_GIVEN INFORMATION_:
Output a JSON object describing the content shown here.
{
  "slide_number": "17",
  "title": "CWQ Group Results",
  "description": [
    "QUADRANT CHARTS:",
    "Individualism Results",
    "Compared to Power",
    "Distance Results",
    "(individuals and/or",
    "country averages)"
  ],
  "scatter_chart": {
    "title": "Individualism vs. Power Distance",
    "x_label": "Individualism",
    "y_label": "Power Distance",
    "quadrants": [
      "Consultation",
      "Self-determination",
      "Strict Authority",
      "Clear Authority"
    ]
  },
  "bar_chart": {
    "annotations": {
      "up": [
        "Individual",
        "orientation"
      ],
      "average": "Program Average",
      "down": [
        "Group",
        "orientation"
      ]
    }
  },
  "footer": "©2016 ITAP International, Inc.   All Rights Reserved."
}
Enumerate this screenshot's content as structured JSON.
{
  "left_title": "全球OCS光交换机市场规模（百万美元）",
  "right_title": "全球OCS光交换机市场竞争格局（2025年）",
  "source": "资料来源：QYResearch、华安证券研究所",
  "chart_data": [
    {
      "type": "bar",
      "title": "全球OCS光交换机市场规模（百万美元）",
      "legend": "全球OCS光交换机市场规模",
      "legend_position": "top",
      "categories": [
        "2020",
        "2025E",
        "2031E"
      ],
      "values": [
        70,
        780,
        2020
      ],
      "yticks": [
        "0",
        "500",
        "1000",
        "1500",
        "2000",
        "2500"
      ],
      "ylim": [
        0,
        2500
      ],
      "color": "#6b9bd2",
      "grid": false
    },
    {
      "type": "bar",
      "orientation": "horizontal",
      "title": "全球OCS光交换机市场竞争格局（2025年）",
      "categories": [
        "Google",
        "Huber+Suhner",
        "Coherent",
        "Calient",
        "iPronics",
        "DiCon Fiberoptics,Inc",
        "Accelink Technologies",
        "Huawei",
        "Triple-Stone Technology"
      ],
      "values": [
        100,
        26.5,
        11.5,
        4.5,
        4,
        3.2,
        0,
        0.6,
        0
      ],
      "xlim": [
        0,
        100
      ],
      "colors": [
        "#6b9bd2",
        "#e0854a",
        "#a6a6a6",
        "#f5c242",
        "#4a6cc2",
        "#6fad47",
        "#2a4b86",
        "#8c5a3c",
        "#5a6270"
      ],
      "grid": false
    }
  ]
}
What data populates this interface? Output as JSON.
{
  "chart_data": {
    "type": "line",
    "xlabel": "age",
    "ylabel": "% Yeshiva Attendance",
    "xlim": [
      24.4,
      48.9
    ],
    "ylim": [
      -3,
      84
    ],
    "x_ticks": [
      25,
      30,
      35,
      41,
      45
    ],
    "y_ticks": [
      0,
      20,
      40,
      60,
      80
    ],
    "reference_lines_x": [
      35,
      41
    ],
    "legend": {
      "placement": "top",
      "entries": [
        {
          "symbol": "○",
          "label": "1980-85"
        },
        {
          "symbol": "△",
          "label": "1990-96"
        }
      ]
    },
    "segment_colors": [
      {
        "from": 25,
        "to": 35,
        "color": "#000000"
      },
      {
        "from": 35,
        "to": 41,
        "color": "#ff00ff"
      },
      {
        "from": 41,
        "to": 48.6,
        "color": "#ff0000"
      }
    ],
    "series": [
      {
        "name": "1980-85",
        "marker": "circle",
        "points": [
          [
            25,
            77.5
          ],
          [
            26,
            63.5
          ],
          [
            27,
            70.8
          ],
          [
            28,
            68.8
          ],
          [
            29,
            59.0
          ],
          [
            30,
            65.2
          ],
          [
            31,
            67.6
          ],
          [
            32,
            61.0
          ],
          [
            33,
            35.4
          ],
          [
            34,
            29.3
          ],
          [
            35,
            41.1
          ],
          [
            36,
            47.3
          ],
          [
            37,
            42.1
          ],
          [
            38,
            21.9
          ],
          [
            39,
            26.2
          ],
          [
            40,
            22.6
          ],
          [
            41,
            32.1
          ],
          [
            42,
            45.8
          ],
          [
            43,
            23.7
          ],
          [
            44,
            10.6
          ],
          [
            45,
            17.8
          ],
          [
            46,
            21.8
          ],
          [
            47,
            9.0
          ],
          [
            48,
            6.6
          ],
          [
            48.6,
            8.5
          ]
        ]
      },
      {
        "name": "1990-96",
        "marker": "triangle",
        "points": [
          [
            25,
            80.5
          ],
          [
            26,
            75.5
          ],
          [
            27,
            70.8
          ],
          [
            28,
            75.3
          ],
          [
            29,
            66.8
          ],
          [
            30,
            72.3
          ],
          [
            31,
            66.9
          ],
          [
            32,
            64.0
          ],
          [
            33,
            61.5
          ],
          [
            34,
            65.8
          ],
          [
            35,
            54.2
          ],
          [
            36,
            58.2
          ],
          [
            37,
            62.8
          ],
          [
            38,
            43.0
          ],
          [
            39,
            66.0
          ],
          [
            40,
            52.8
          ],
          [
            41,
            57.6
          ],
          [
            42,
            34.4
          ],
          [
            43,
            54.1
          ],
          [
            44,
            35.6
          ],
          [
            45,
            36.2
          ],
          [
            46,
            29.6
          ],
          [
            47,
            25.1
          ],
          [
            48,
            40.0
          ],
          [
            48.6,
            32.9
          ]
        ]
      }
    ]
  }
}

_WHAT IS NEEDED_: Using the exact wording, write out all of the records.

_FINAL ANSWER_:
Output a JSON object describing the content shown here.
{
  "slide_number": "17",
  "title": "CWQ Group Results",
  "description": [
    "QUADRANT CHARTS:",
    "Individualism Results",
    "Compared to Power",
    "Distance Results",
    "(individuals and/or",
    "country averages)"
  ],
  "scatter_chart": {
    "title": "Individualism vs. Power Distance",
    "x_label": "Individualism",
    "y_label": "Power Distance",
    "quadrants": [
      "Consultation",
      "Self-determination",
      "Strict Authority",
      "Clear Authority"
    ]
  },
  "bar_chart": {
    "annotations": {
      "up": [
        "Individual",
        "orientation"
      ],
      "average": "Program Average",
      "down": [
        "Group",
        "orientation"
      ]
    }
  },
  "footer": "©2016 ITAP International, Inc.   All Rights Reserved."
}
Enumerate this screenshot's content as structured JSON.
{
  "left_title": "全球OCS光交换机市场规模（百万美元）",
  "right_title": "全球OCS光交换机市场竞争格局（2025年）",
  "source": "资料来源：QYResearch、华安证券研究所",
  "chart_data": [
    {
      "type": "bar",
      "title": "全球OCS光交换机市场规模（百万美元）",
      "legend": "全球OCS光交换机市场规模",
      "legend_position": "top",
      "categories": [
        "2020",
        "2025E",
        "2031E"
      ],
      "values": [
        70,
        780,
        2020
      ],
      "yticks": [
        "0",
        "500",
        "1000",
        "1500",
        "2000",
        "2500"
      ],
      "ylim": [
        0,
        2500
      ],
      "color": "#6b9bd2",
      "grid": false
    },
    {
      "type": "bar",
      "orientation": "horizontal",
      "title": "全球OCS光交换机市场竞争格局（2025年）",
      "categories": [
        "Google",
        "Huber+Suhner",
        "Coherent",
        "Calient",
        "iPronics",
        "DiCon Fiberoptics,Inc",
        "Accelink Technologies",
        "Huawei",
        "Triple-Stone Technology"
      ],
      "values": [
        100,
        26.5,
        11.5,
        4.5,
        4,
        3.2,
        0,
        0.6,
        0
      ],
      "xlim": [
        0,
        100
      ],
      "colors": [
        "#6b9bd2",
        "#e0854a",
        "#a6a6a6",
        "#f5c242",
        "#4a6cc2",
        "#6fad47",
        "#2a4b86",
        "#8c5a3c",
        "#5a6270"
      ],
      "grid": false
    }
  ]
}
What data populates this interface? Output as JSON.
{
  "chart_data": {
    "type": "line",
    "xlabel": "age",
    "ylabel": "% Yeshiva Attendance",
    "xlim": [
      24.4,
      48.9
    ],
    "ylim": [
      -3,
      84
    ],
    "x_ticks": [
      25,
      30,
      35,
      41,
      45
    ],
    "y_ticks": [
      0,
      20,
      40,
      60,
      80
    ],
    "reference_lines_x": [
      35,
      41
    ],
    "legend": {
      "placement": "top",
      "entries": [
        {
          "symbol": "○",
          "label": "1980-85"
        },
        {
          "symbol": "△",
          "label": "1990-96"
        }
      ]
    },
    "segment_colors": [
      {
        "from": 25,
        "to": 35,
        "color": "#000000"
      },
      {
        "from": 35,
        "to": 41,
        "color": "#ff00ff"
      },
      {
        "from": 41,
        "to": 48.6,
        "color": "#ff0000"
      }
    ],
    "series": [
      {
        "name": "1980-85",
        "marker": "circle",
        "points": [
          [
            25,
            77.5
          ],
          [
            26,
            63.5
          ],
          [
            27,
            70.8
          ],
          [
            28,
            68.8
          ],
          [
            29,
            59.0
          ],
          [
            30,
            65.2
          ],
          [
            31,
            67.6
          ],
          [
            32,
            61.0
          ],
          [
            33,
            35.4
          ],
          [
            34,
            29.3
          ],
          [
            35,
            41.1
          ],
          [
            36,
            47.3
          ],
          [
            37,
            42.1
          ],
          [
            38,
            21.9
          ],
          [
            39,
            26.2
          ],
          [
            40,
            22.6
          ],
          [
            41,
            32.1
          ],
          [
            42,
            45.8
          ],
          [
            43,
            23.7
          ],
          [
            44,
            10.6
          ],
          [
            45,
            17.8
          ],
          [
            46,
            21.8
          ],
          [
            47,
            9.0
          ],
          [
            48,
            6.6
          ],
          [
            48.6,
            8.5
          ]
        ]
      },
      {
        "name": "1990-96",
        "marker": "triangle",
        "points": [
          [
            25,
            80.5
          ],
          [
            26,
            75.5
          ],
          [
            27,
            70.8
          ],
          [
            28,
            75.3
          ],
          [
            29,
            66.8
          ],
          [
            30,
            72.3
          ],
          [
            31,
            66.9
          ],
          [
            32,
            64.0
          ],
          [
            33,
            61.5
          ],
          [
            34,
            65.8
          ],
          [
            35,
            54.2
          ],
          [
            36,
            58.2
          ],
          [
            37,
            62.8
          ],
          [
            38,
            43.0
          ],
          [
            39,
            66.0
          ],
          [
            40,
            52.8
          ],
          [
            41,
            57.6
          ],
          [
            42,
            34.4
          ],
          [
            43,
            54.1
          ],
          [
            44,
            35.6
          ],
          [
            45,
            36.2
          ],
          [
            46,
            29.6
          ],
          [
            47,
            25.1
          ],
          [
            48,
            40.0
          ],
          [
            48.6,
            32.9
          ]
        ]
      }
    ]
  }
}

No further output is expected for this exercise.